[Saved data entries]

>> Start

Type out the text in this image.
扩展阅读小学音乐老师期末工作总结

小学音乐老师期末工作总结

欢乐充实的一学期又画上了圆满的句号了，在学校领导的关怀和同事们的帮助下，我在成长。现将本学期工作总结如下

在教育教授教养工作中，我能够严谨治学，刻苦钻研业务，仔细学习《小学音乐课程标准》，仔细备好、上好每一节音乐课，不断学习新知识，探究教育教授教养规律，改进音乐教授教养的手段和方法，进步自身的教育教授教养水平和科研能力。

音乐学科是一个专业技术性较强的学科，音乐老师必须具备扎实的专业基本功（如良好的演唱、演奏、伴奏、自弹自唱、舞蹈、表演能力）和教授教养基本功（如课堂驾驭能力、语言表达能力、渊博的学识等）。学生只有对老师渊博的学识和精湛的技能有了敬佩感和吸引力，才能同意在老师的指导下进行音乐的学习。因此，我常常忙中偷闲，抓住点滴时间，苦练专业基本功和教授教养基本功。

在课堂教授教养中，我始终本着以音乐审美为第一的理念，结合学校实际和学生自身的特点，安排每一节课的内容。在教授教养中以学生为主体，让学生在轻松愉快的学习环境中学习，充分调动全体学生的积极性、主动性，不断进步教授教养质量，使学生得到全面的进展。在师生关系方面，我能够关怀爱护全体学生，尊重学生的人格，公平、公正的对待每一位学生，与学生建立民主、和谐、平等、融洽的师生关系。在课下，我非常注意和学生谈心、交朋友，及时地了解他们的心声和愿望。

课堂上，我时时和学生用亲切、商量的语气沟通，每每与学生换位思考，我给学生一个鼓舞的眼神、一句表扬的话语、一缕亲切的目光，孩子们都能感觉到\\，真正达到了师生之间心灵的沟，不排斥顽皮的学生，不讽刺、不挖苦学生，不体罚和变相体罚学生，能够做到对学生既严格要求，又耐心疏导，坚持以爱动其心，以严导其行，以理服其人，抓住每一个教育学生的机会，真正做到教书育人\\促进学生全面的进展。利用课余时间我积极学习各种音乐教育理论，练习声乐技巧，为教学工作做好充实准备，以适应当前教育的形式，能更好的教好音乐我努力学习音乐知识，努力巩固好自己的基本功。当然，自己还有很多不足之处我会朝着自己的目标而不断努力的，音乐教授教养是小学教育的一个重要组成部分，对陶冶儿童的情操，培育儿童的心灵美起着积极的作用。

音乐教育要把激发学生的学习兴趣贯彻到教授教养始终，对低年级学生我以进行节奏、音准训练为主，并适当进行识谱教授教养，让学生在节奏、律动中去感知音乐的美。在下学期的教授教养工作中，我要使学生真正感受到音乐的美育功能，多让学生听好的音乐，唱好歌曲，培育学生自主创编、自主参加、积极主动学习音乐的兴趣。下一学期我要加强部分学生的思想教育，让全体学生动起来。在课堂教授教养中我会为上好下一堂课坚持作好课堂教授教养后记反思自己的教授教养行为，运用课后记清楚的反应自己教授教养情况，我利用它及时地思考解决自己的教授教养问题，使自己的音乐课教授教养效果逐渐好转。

>> End

REQUEST: Please give back all of the records exactly as written.

FINISHED EXERCISE:
Type out the text in this image.
扩展阅读小学音乐老师期末工作总结

小学音乐老师期末工作总结

欢乐充实的一学期又画上了圆满的句号了，在学校领导的关怀和同事们的帮助下，我在成长。现将本学期工作总结如下

在教育教授教养工作中，我能够严谨治学，刻苦钻研业务，仔细学习《小学音乐课程标准》，仔细备好、上好每一节音乐课，不断学习新知识，探究教育教授教养规律，改进音乐教授教养的手段和方法，进步自身的教育教授教养水平和科研能力。

音乐学科是一个专业技术性较强的学科，音乐老师必须具备扎实的专业基本功（如良好的演唱、演奏、伴奏、自弹自唱、舞蹈、表演能力）和教授教养基本功（如课堂驾驭能力、语言表达能力、渊博的学识等）。学生只有对老师渊博的学识和精湛的技能有了敬佩感和吸引力，才能同意在老师的指导下进行音乐的学习。因此，我常常忙中偷闲，抓住点滴时间，苦练专业基本功和教授教养基本功。

在课堂教授教养中，我始终本着以音乐审美为第一的理念，结合学校实际和学生自身的特点，安排每一节课的内容。在教授教养中以学生为主体，让学生在轻松愉快的学习环境中学习，充分调动全体学生的积极性、主动性，不断进步教授教养质量，使学生得到全面的进展。在师生关系方面，我能够关怀爱护全体学生，尊重学生的人格，公平、公正的对待每一位学生，与学生建立民主、和谐、平等、融洽的师生关系。在课下，我非常注意和学生谈心、交朋友，及时地了解他们的心声和愿望。

课堂上，我时时和学生用亲切、商量的语气沟通，每每与学生换位思考，我给学生一个鼓舞的眼神、一句表扬的话语、一缕亲切的目光，孩子们都能感觉到\\，真正达到了师生之间心灵的沟，不排斥顽皮的学生，不讽刺、不挖苦学生，不体罚和变相体罚学生，能够做到对学生既严格要求，又耐心疏导，坚持以爱动其心，以严导其行，以理服其人，抓住每一个教育学生的机会，真正做到教书育人\\促进学生全面的进展。利用课余时间我积极学习各种音乐教育理论，练习声乐技巧，为教学工作做好充实准备，以适应当前教育的形式，能更好的教好音乐我努力学习音乐知识，努力巩固好自己的基本功。当然，自己还有很多不足之处我会朝着自己的目标而不断努力的，音乐教授教养是小学教育的一个重要组成部分，对陶冶儿童的情操，培育儿童的心灵美起着积极的作用。

音乐教育要把激发学生的学习兴趣贯彻到教授教养始终，对低年级学生我以进行节奏、音准训练为主，并适当进行识谱教授教养，让学生在节奏、律动中去感知音乐的美。在下学期的教授教养工作中，我要使学生真正感受到音乐的美育功能，多让学生听好的音乐，唱好歌曲，培育学生自主创编、自主参加、积极主动学习音乐的兴趣。下一学期我要加强部分学生的思想教育，让全体学生动起来。在课堂教授教养中我会为上好下一堂课坚持作好课堂教授教养后记反思自己的教授教养行为，运用课后记清楚的反应自己教授教养情况，我利用它及时地思考解决自己的教授教养问题，使自己的音乐课教授教养效果逐渐好转。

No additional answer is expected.